TASK DIRECTIONS ▸ Quote the data below in full, minus the images.

________________

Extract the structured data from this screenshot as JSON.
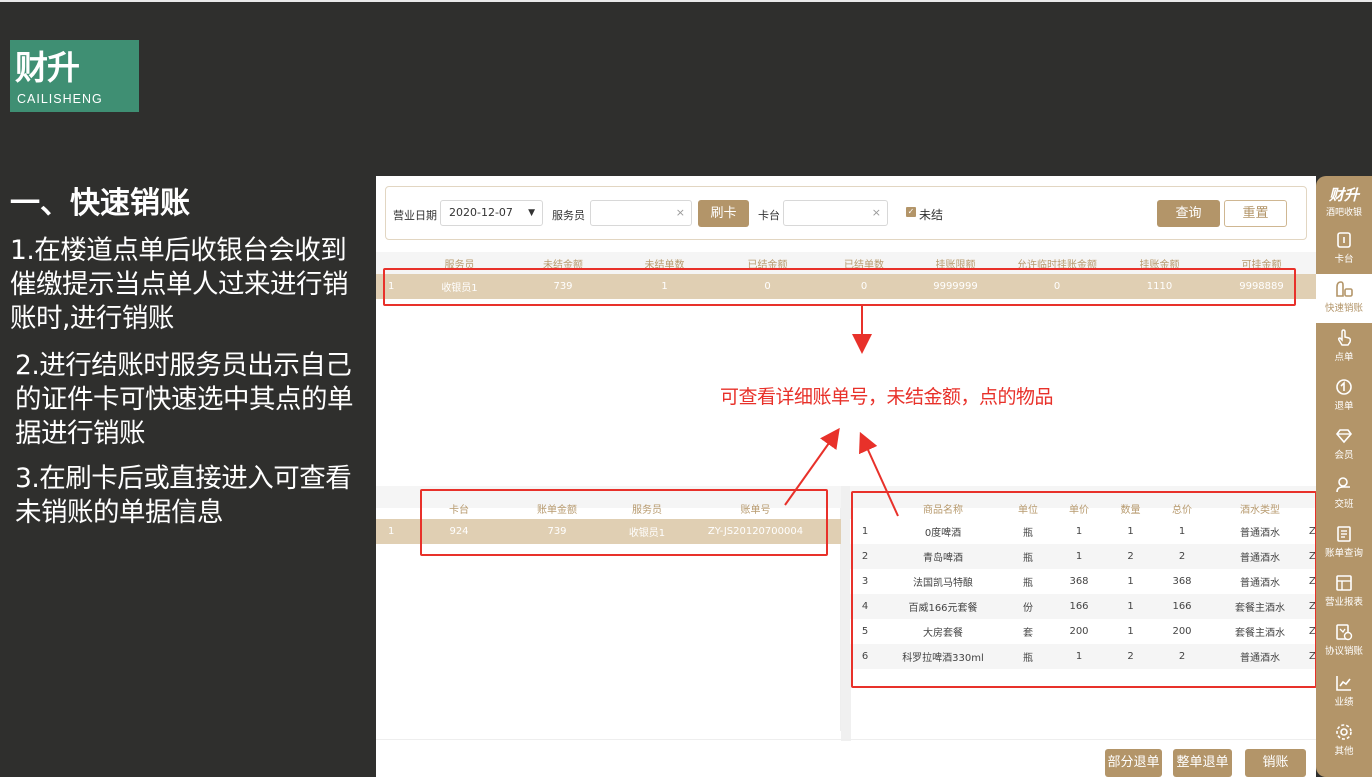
{
  "logo": {
    "main": "财升",
    "sub": "CAILISHENG"
  },
  "left": {
    "title": "一、快速销账",
    "step1": "1.在楼道点单后收银台会收到催缴提示当点单人过来进行销账时,进行销账",
    "step2": "2.进行结账时服务员出示自己的证件卡可快速选中其点的单据进行销账",
    "step3": "3.在刷卡后或直接进入可查看未销账的单据信息"
  },
  "filter": {
    "date_label": "营业日期",
    "date_value": "2020-12-07",
    "waiter_label": "服务员",
    "swipe_button": "刷卡",
    "table_label": "卡台",
    "unsettled_label": "未结",
    "query_button": "查询",
    "reset_button": "重置",
    "clear_symbol": "×",
    "check_symbol": "✓"
  },
  "summary": {
    "headers": [
      "服务员",
      "未结金额",
      "未结单数",
      "已结金额",
      "已结单数",
      "挂账限额",
      "允许临时挂账金额",
      "挂账金额",
      "可挂金额"
    ],
    "rows": [
      {
        "idx": "1",
        "cells": [
          "收银员1",
          "739",
          "1",
          "0",
          "0",
          "9999999",
          "0",
          "1110",
          "9998889"
        ]
      }
    ]
  },
  "bills": {
    "headers": [
      "卡台",
      "账单金额",
      "服务员",
      "账单号"
    ],
    "rows": [
      {
        "idx": "1",
        "cells": [
          "924",
          "739",
          "收银员1",
          "ZY-JS20120700004"
        ]
      }
    ]
  },
  "items": {
    "headers": [
      "商品名称",
      "单位",
      "单价",
      "数量",
      "总价",
      "酒水类型"
    ],
    "rows": [
      {
        "idx": "1",
        "cells": [
          "0度啤酒",
          "瓶",
          "1",
          "1",
          "1",
          "普通酒水",
          "ZY"
        ]
      },
      {
        "idx": "2",
        "cells": [
          "青岛啤酒",
          "瓶",
          "1",
          "2",
          "2",
          "普通酒水",
          "ZY"
        ]
      },
      {
        "idx": "3",
        "cells": [
          "法国凯马特酿",
          "瓶",
          "368",
          "1",
          "368",
          "普通酒水",
          "ZY"
        ]
      },
      {
        "idx": "4",
        "cells": [
          "百威166元套餐",
          "份",
          "166",
          "1",
          "166",
          "套餐主酒水",
          "ZY"
        ]
      },
      {
        "idx": "5",
        "cells": [
          "大房套餐",
          "套",
          "200",
          "1",
          "200",
          "套餐主酒水",
          "ZY"
        ]
      },
      {
        "idx": "6",
        "cells": [
          "科罗拉啤酒330ml",
          "瓶",
          "1",
          "2",
          "2",
          "普通酒水",
          "ZY"
        ]
      }
    ]
  },
  "actions": {
    "partial_refund": "部分退单",
    "full_refund": "整单退单",
    "settle": "销账"
  },
  "annotation": "可查看详细账单号，未结金额，点的物品",
  "sidebar": {
    "brand": "财升",
    "brand_sub": "酒吧收银",
    "items": [
      {
        "label": "卡台",
        "icon": "card-icon"
      },
      {
        "label": "快速销账",
        "icon": "quick-settle-icon"
      },
      {
        "label": "点单",
        "icon": "order-icon"
      },
      {
        "label": "退单",
        "icon": "refund-icon"
      },
      {
        "label": "会员",
        "icon": "member-icon"
      },
      {
        "label": "交班",
        "icon": "shift-icon"
      },
      {
        "label": "账单查询",
        "icon": "bill-query-icon"
      },
      {
        "label": "营业报表",
        "icon": "report-icon"
      },
      {
        "label": "协议销账",
        "icon": "agreement-icon"
      },
      {
        "label": "业绩",
        "icon": "performance-icon"
      },
      {
        "label": "其他",
        "icon": "settings-icon"
      }
    ]
  },
  "colors": {
    "accent": "#b39569",
    "annotation": "#e8312a",
    "background": "#2f2f2d",
    "logo": "#3f8f73"
  }
}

________________

SOLVED PROBLEM ▸
Extract the structured data from this screenshot as JSON.
{
  "logo": {
    "main": "财升",
    "sub": "CAILISHENG"
  },
  "left": {
    "title": "一、快速销账",
    "step1": "1.在楼道点单后收银台会收到催缴提示当点单人过来进行销账时,进行销账",
    "step2": "2.进行结账时服务员出示自己的证件卡可快速选中其点的单据进行销账",
    "step3": "3.在刷卡后或直接进入可查看未销账的单据信息"
  },
  "filter": {
    "date_label": "营业日期",
    "date_value": "2020-12-07",
    "waiter_label": "服务员",
    "swipe_button": "刷卡",
    "table_label": "卡台",
    "unsettled_label": "未结",
    "query_button": "查询",
    "reset_button": "重置",
    "clear_symbol": "×",
    "check_symbol": "✓"
  },
  "summary": {
    "headers": [
      "服务员",
      "未结金额",
      "未结单数",
      "已结金额",
      "已结单数",
      "挂账限额",
      "允许临时挂账金额",
      "挂账金额",
      "可挂金额"
    ],
    "rows": [
      {
        "idx": "1",
        "cells": [
          "收银员1",
          "739",
          "1",
          "0",
          "0",
          "9999999",
          "0",
          "1110",
          "9998889"
        ]
      }
    ]
  },
  "bills": {
    "headers": [
      "卡台",
      "账单金额",
      "服务员",
      "账单号"
    ],
    "rows": [
      {
        "idx": "1",
        "cells": [
          "924",
          "739",
          "收银员1",
          "ZY-JS20120700004"
        ]
      }
    ]
  },
  "items": {
    "headers": [
      "商品名称",
      "单位",
      "单价",
      "数量",
      "总价",
      "酒水类型"
    ],
    "rows": [
      {
        "idx": "1",
        "cells": [
          "0度啤酒",
          "瓶",
          "1",
          "1",
          "1",
          "普通酒水",
          "ZY"
        ]
      },
      {
        "idx": "2",
        "cells": [
          "青岛啤酒",
          "瓶",
          "1",
          "2",
          "2",
          "普通酒水",
          "ZY"
        ]
      },
      {
        "idx": "3",
        "cells": [
          "法国凯马特酿",
          "瓶",
          "368",
          "1",
          "368",
          "普通酒水",
          "ZY"
        ]
      },
      {
        "idx": "4",
        "cells": [
          "百威166元套餐",
          "份",
          "166",
          "1",
          "166",
          "套餐主酒水",
          "ZY"
        ]
      },
      {
        "idx": "5",
        "cells": [
          "大房套餐",
          "套",
          "200",
          "1",
          "200",
          "套餐主酒水",
          "ZY"
        ]
      },
      {
        "idx": "6",
        "cells": [
          "科罗拉啤酒330ml",
          "瓶",
          "1",
          "2",
          "2",
          "普通酒水",
          "ZY"
        ]
      }
    ]
  },
  "actions": {
    "partial_refund": "部分退单",
    "full_refund": "整单退单",
    "settle": "销账"
  },
  "annotation": "可查看详细账单号，未结金额，点的物品",
  "sidebar": {
    "brand": "财升",
    "brand_sub": "酒吧收银",
    "items": [
      {
        "label": "卡台",
        "icon": "card-icon"
      },
      {
        "label": "快速销账",
        "icon": "quick-settle-icon"
      },
      {
        "label": "点单",
        "icon": "order-icon"
      },
      {
        "label": "退单",
        "icon": "refund-icon"
      },
      {
        "label": "会员",
        "icon": "member-icon"
      },
      {
        "label": "交班",
        "icon": "shift-icon"
      },
      {
        "label": "账单查询",
        "icon": "bill-query-icon"
      },
      {
        "label": "营业报表",
        "icon": "report-icon"
      },
      {
        "label": "协议销账",
        "icon": "agreement-icon"
      },
      {
        "label": "业绩",
        "icon": "performance-icon"
      },
      {
        "label": "其他",
        "icon": "settings-icon"
      }
    ]
  },
  "colors": {
    "accent": "#b39569",
    "annotation": "#e8312a",
    "background": "#2f2f2d",
    "logo": "#3f8f73"
  }
}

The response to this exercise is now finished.